In the entries below, find the lines with the word "Chinese" and copy them.

### Rows from a dataset
******************************

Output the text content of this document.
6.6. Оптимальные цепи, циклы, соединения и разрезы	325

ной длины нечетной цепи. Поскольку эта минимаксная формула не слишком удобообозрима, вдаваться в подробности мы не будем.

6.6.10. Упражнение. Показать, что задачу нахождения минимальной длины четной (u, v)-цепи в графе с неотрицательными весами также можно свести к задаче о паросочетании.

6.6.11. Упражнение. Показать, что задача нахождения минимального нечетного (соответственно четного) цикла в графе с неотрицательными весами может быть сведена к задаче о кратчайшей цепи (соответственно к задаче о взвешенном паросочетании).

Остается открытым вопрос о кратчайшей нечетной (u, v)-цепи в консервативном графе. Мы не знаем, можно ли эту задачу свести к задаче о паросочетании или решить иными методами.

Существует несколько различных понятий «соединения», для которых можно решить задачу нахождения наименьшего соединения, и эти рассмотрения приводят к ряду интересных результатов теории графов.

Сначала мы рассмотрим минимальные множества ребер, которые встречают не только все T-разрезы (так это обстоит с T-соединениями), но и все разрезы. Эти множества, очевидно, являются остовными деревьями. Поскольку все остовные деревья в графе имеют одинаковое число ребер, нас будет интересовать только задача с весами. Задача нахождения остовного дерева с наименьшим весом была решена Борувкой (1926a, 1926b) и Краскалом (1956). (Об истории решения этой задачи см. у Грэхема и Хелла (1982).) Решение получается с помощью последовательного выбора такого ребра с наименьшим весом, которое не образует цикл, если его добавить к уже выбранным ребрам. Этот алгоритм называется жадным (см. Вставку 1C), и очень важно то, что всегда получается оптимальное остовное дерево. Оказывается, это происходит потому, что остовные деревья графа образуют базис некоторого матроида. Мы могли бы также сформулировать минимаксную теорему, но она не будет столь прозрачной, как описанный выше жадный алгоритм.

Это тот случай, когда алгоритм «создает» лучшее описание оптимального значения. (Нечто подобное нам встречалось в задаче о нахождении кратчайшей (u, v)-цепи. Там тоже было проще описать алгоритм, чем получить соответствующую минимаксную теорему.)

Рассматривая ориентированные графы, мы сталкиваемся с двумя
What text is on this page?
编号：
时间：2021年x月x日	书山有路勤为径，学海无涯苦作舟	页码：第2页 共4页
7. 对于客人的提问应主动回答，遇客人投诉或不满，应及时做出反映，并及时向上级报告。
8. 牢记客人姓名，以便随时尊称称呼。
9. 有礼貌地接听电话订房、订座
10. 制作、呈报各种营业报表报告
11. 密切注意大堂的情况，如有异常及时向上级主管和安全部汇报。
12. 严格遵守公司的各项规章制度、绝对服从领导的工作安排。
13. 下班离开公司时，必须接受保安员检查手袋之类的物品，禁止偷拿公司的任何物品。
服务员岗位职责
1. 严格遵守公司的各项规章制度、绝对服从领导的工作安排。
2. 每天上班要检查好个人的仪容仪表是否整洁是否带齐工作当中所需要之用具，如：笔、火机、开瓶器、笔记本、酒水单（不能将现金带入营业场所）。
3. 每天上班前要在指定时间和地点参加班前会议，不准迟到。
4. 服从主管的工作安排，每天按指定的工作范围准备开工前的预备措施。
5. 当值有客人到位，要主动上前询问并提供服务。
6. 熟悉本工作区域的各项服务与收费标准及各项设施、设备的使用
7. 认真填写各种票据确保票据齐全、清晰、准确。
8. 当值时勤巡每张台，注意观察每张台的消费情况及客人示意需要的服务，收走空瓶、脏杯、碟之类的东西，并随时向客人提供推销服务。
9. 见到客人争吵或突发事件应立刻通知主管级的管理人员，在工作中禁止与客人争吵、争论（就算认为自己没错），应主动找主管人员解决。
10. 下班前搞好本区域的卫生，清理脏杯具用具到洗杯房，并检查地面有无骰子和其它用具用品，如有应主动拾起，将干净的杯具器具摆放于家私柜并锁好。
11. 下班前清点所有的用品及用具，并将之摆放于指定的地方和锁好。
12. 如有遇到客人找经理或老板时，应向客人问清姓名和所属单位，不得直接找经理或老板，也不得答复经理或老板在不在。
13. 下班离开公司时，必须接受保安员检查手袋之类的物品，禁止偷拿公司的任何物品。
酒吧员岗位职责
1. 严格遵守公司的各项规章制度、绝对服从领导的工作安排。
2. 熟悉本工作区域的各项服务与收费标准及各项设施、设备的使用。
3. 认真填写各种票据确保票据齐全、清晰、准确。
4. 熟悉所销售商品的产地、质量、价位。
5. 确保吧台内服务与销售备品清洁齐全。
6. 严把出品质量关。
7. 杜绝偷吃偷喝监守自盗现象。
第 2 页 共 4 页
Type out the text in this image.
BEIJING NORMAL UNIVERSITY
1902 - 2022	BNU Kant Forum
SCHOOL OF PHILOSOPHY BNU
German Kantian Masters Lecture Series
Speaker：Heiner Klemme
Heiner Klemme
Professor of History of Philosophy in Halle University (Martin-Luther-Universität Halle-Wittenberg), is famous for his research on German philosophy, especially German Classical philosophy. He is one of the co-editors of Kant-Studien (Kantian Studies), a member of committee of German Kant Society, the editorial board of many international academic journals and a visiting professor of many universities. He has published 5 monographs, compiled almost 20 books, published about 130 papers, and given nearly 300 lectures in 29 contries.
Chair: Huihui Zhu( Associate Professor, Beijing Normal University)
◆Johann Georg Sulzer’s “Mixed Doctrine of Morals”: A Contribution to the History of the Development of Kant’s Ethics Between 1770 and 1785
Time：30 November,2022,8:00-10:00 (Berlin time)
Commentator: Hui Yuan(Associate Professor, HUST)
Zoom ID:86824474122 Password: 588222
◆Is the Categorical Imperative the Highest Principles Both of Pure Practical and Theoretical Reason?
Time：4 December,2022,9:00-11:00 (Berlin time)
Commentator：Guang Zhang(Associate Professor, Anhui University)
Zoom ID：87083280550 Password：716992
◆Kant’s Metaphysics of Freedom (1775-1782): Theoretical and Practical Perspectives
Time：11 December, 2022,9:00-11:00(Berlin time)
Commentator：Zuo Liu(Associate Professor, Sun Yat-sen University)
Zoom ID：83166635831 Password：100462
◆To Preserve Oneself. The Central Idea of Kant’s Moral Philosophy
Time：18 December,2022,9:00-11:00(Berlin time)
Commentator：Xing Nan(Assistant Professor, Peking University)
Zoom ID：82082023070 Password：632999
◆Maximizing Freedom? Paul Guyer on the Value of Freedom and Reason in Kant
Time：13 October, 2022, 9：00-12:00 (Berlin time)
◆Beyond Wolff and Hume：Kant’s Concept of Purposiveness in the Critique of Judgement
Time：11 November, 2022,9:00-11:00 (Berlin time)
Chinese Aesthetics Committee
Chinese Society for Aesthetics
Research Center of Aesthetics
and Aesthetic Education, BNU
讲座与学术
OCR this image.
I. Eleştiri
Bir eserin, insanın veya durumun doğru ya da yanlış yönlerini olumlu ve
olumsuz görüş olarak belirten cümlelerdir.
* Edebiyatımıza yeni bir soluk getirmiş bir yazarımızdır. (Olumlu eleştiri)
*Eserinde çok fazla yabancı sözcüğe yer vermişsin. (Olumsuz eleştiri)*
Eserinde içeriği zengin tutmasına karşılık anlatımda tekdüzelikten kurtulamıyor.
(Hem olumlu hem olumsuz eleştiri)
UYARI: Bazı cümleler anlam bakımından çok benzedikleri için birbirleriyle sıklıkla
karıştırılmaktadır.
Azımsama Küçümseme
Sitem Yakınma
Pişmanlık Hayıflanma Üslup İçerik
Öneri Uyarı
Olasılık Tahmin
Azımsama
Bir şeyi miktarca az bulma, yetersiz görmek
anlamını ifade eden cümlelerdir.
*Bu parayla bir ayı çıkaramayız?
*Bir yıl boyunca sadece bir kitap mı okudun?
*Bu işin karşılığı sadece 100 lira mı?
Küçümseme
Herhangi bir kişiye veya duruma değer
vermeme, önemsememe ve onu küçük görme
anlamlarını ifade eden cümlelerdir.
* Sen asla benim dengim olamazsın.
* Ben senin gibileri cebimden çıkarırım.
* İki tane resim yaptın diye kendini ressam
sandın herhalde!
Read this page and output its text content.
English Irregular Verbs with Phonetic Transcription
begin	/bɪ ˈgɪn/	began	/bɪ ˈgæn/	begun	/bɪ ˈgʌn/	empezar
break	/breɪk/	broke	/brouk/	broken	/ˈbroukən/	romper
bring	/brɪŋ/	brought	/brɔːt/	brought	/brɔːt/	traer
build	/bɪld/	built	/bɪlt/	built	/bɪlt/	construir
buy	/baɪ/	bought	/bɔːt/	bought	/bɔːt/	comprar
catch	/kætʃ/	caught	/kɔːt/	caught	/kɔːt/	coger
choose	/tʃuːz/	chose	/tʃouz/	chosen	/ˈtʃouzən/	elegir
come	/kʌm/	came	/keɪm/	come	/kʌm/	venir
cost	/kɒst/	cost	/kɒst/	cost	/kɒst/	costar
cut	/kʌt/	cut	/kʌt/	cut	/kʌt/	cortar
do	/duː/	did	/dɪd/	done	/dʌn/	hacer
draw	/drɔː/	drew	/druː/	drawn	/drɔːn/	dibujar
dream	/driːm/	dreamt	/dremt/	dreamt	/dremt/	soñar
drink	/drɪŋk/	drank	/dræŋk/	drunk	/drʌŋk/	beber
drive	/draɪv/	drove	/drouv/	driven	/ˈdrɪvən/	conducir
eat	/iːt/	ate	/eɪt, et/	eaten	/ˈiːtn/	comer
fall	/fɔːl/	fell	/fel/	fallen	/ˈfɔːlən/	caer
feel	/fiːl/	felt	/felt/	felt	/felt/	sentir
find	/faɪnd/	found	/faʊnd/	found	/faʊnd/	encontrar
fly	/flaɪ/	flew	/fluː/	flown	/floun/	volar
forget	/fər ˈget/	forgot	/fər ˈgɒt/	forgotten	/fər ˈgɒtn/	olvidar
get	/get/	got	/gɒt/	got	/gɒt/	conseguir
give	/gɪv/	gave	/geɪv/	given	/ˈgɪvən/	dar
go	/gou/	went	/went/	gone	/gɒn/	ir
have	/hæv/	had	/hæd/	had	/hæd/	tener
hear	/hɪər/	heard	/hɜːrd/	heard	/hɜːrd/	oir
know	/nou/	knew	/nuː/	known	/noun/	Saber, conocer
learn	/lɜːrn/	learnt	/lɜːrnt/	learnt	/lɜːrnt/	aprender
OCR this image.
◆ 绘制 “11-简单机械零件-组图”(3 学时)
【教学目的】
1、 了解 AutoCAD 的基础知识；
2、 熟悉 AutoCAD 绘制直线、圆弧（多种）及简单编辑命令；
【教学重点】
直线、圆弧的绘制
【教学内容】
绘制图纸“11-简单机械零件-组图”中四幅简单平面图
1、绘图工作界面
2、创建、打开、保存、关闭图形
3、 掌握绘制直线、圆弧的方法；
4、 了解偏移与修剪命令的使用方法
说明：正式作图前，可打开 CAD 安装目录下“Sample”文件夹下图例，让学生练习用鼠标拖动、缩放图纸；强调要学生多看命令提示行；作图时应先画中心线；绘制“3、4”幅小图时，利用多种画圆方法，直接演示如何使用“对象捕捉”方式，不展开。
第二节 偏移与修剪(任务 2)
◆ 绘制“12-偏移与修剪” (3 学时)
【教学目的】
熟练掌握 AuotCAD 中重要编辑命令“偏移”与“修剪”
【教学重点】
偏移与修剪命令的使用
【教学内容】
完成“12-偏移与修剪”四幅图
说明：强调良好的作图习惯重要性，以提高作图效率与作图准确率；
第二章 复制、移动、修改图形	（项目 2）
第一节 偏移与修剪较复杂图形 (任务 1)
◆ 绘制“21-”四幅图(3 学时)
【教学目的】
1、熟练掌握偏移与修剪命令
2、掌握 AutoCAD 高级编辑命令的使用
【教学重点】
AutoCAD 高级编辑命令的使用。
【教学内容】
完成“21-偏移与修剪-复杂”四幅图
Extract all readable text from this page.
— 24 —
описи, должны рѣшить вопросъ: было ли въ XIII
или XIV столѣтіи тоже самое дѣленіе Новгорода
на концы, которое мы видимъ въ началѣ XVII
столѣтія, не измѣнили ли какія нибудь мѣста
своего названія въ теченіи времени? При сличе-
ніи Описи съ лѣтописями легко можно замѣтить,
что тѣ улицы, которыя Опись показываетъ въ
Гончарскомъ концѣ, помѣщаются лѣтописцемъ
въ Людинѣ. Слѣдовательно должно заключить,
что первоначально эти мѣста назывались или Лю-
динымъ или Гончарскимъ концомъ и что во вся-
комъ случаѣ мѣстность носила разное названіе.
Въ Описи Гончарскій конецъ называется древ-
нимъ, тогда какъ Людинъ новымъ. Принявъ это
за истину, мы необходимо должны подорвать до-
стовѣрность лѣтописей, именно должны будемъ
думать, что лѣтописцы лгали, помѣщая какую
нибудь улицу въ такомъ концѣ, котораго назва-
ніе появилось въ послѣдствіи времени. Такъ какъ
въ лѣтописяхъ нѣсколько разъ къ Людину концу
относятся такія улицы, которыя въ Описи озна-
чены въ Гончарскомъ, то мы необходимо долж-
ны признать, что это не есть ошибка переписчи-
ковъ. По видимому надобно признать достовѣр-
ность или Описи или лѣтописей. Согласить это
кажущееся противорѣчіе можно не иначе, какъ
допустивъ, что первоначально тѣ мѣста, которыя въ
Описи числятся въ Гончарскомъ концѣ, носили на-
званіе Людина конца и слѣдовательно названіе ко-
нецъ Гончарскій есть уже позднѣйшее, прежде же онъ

******************************

### Result
Chinese Aesthetics Committee
Chinese Society for Aesthetics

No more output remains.